_What the task asks_. Pictures do not belong in the copy; transcribe everything else in the records exactly.

_Records shown_.

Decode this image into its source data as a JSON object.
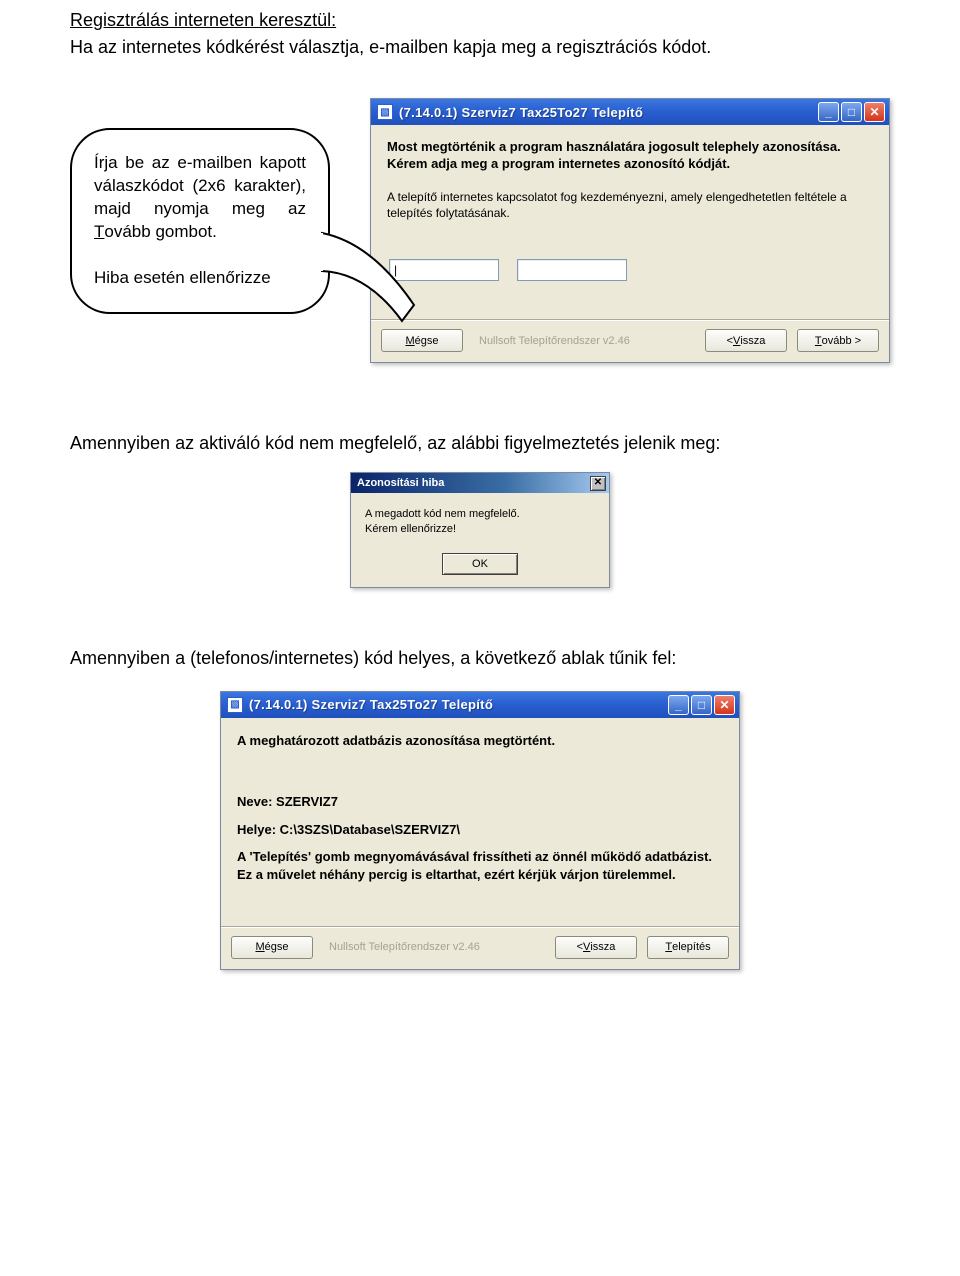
{
  "heading": "Regisztrálás interneten keresztül:",
  "intro": "Ha az internetes kódkérést választja, e-mailben kapja meg a regisztrációs kódot.",
  "callout": {
    "line1_before": "Írja be az e-mailben kapott válaszkódot (2x6 karakter), majd nyomja meg az ",
    "tovabb_letter": "T",
    "tovabb_rest": "ovább",
    "line1_after": " gombot.",
    "line2": "Hiba esetén ellenőrizze"
  },
  "win1": {
    "title": "(7.14.0.1) Szerviz7 Tax25To27 Telepítő",
    "body_bold": "Most megtörténik a program használatára jogosult telephely azonosítása. Kérem adja meg a program internetes azonosító kódját.",
    "body_plain": "A telepítő internetes kapcsolatot fog kezdeményezni, amely elengedhetetlen feltétele a telepítés folytatásának.",
    "input1": "|",
    "input2": "",
    "btn_cancel_u": "M",
    "btn_cancel_r": "égse",
    "sys": "Nullsoft Telepítőrendszer v2.46",
    "btn_back_pre": "< ",
    "btn_back_u": "V",
    "btn_back_r": "issza",
    "btn_next_u": "T",
    "btn_next_r": "ovább >"
  },
  "mid_text": "Amennyiben az aktiváló kód nem megfelelő, az alábbi figyelmeztetés jelenik meg:",
  "error_dlg": {
    "title": "Azonosítási hiba",
    "line1": "A megadott kód nem megfelelő.",
    "line2": "Kérem ellenőrizze!",
    "ok": "OK"
  },
  "mid_text2": "Amennyiben a (telefonos/internetes) kód helyes, a következő ablak tűnik fel:",
  "win2": {
    "title": "(7.14.0.1) Szerviz7 Tax25To27 Telepítő",
    "line1": "A meghatározott adatbázis azonosítása megtörtént.",
    "name_label": "Neve: ",
    "name_value": "SZERVIZ7",
    "path_label": "Helye: ",
    "path_value": "C:\\3SZS\\Database\\SZERVIZ7\\",
    "desc": "A 'Telepítés' gomb megnyomávásával frissítheti az önnél működő adatbázist. Ez a művelet néhány percig is eltarthat, ezért kérjük várjon türelemmel.",
    "btn_cancel_u": "M",
    "btn_cancel_r": "égse",
    "sys": "Nullsoft Telepítőrendszer v2.46",
    "btn_back_pre": "< ",
    "btn_back_u": "V",
    "btn_back_r": "issza",
    "btn_install_u": "T",
    "btn_install_r": "elepítés"
  }
}
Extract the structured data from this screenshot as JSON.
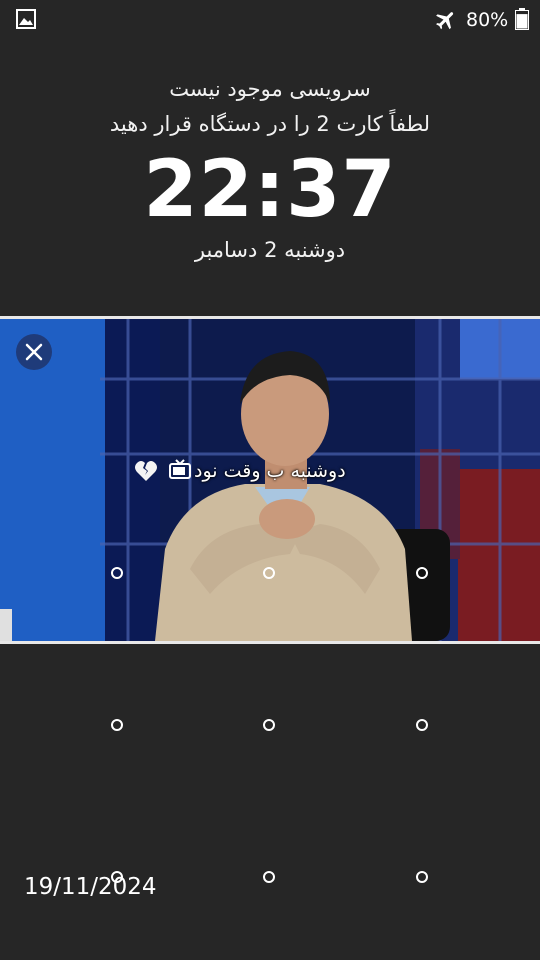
{
  "status_bar": {
    "battery_percent": "80%",
    "battery_level": 0.8,
    "icons": [
      "gallery-icon",
      "airplane-mode-icon",
      "battery-icon"
    ]
  },
  "lock_screen": {
    "carrier_line_1": "سرویسی موجود نیست",
    "carrier_line_2": "لطفاً کارت 2 را در دستگاه قرار دهید",
    "time": "22:37",
    "date": "دوشنبه 2 دسامبر"
  },
  "notification_banner": {
    "caption": "دوشنبه ب وقت نود",
    "icons": [
      "close-icon",
      "tv-icon",
      "broken-heart-icon"
    ]
  },
  "pattern_lock": {
    "dots": 9
  },
  "watermark": {
    "date": "19/11/2024"
  },
  "colors": {
    "background": "#262626",
    "close_button": "#1f3b7a",
    "banner_border": "#e8e8e8"
  }
}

_Reply_.
Decode this image into its source data as a JSON object.
{
  "heading": "Regisztrálás interneten keresztül:",
  "intro": "Ha az internetes kódkérést választja, e-mailben kapja meg a regisztrációs kódot.",
  "callout": {
    "line1_before": "Írja be az e-mailben kapott válaszkódot (2x6 karakter), majd nyomja meg az ",
    "tovabb_letter": "T",
    "tovabb_rest": "ovább",
    "line1_after": " gombot.",
    "line2": "Hiba esetén ellenőrizze"
  },
  "win1": {
    "title": "(7.14.0.1) Szerviz7 Tax25To27 Telepítő",
    "body_bold": "Most megtörténik a program használatára jogosult telephely azonosítása. Kérem adja meg a program internetes azonosító kódját.",
    "body_plain": "A telepítő internetes kapcsolatot fog kezdeményezni, amely elengedhetetlen feltétele a telepítés folytatásának.",
    "input1": "|",
    "input2": "",
    "btn_cancel_u": "M",
    "btn_cancel_r": "égse",
    "sys": "Nullsoft Telepítőrendszer v2.46",
    "btn_back_pre": "< ",
    "btn_back_u": "V",
    "btn_back_r": "issza",
    "btn_next_u": "T",
    "btn_next_r": "ovább >"
  },
  "mid_text": "Amennyiben az aktiváló kód nem megfelelő, az alábbi figyelmeztetés jelenik meg:",
  "error_dlg": {
    "title": "Azonosítási hiba",
    "line1": "A megadott kód nem megfelelő.",
    "line2": "Kérem ellenőrizze!",
    "ok": "OK"
  },
  "mid_text2": "Amennyiben a (telefonos/internetes) kód helyes, a következő ablak tűnik fel:",
  "win2": {
    "title": "(7.14.0.1) Szerviz7 Tax25To27 Telepítő",
    "line1": "A meghatározott adatbázis azonosítása megtörtént.",
    "name_label": "Neve: ",
    "name_value": "SZERVIZ7",
    "path_label": "Helye: ",
    "path_value": "C:\\3SZS\\Database\\SZERVIZ7\\",
    "desc": "A 'Telepítés' gomb megnyomávásával frissítheti az önnél működő adatbázist. Ez a művelet néhány percig is eltarthat, ezért kérjük várjon türelemmel.",
    "btn_cancel_u": "M",
    "btn_cancel_r": "égse",
    "sys": "Nullsoft Telepítőrendszer v2.46",
    "btn_back_pre": "< ",
    "btn_back_u": "V",
    "btn_back_r": "issza",
    "btn_install_u": "T",
    "btn_install_r": "elepítés"
  }
}
Extract the structured data from this screenshot as JSON.
{
  "status_bar": {
    "battery_percent": "80%",
    "battery_level": 0.8,
    "icons": [
      "gallery-icon",
      "airplane-mode-icon",
      "battery-icon"
    ]
  },
  "lock_screen": {
    "carrier_line_1": "سرویسی موجود نیست",
    "carrier_line_2": "لطفاً کارت 2 را در دستگاه قرار دهید",
    "time": "22:37",
    "date": "دوشنبه 2 دسامبر"
  },
  "notification_banner": {
    "caption": "دوشنبه ب وقت نود",
    "icons": [
      "close-icon",
      "tv-icon",
      "broken-heart-icon"
    ]
  },
  "pattern_lock": {
    "dots": 9
  },
  "watermark": {
    "date": "19/11/2024"
  },
  "colors": {
    "background": "#262626",
    "close_button": "#1f3b7a",
    "banner_border": "#e8e8e8"
  }
}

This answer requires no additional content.